◆ **What the task asks**
Each line below should be reproduced without any alteration.

━━━━━━━━

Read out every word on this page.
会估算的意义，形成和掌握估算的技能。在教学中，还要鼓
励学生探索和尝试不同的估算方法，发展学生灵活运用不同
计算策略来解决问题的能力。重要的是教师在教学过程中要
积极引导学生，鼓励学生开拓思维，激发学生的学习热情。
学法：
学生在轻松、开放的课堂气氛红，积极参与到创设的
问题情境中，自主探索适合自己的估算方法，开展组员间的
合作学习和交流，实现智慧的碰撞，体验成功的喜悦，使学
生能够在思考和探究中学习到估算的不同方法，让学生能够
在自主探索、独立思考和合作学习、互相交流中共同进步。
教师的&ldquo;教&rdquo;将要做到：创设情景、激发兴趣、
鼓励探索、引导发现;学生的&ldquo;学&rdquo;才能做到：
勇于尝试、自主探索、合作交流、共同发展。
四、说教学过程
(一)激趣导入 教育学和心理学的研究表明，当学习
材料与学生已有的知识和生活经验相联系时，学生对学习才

━━━━━━━━

◆ **The result**
Read out every word on this page.
会估算的意义，形成和掌握估算的技能。在教学中，还要鼓
励学生探索和尝试不同的估算方法，发展学生灵活运用不同
计算策略来解决问题的能力。重要的是教师在教学过程中要
积极引导学生，鼓励学生开拓思维，激发学生的学习热情。
学法：
学生在轻松、开放的课堂气氛红，积极参与到创设的
问题情境中，自主探索适合自己的估算方法，开展组员间的
合作学习和交流，实现智慧的碰撞，体验成功的喜悦，使学
生能够在思考和探究中学习到估算的不同方法，让学生能够
在自主探索、独立思考和合作学习、互相交流中共同进步。
教师的&ldquo;教&rdquo;将要做到：创设情景、激发兴趣、
鼓励探索、引导发现;学生的&ldquo;学&rdquo;才能做到：
勇于尝试、自主探索、合作交流、共同发展。
四、说教学过程
(一)激趣导入 教育学和心理学的研究表明，当学习
材料与学生已有的知识和生活经验相联系时，学生对学习才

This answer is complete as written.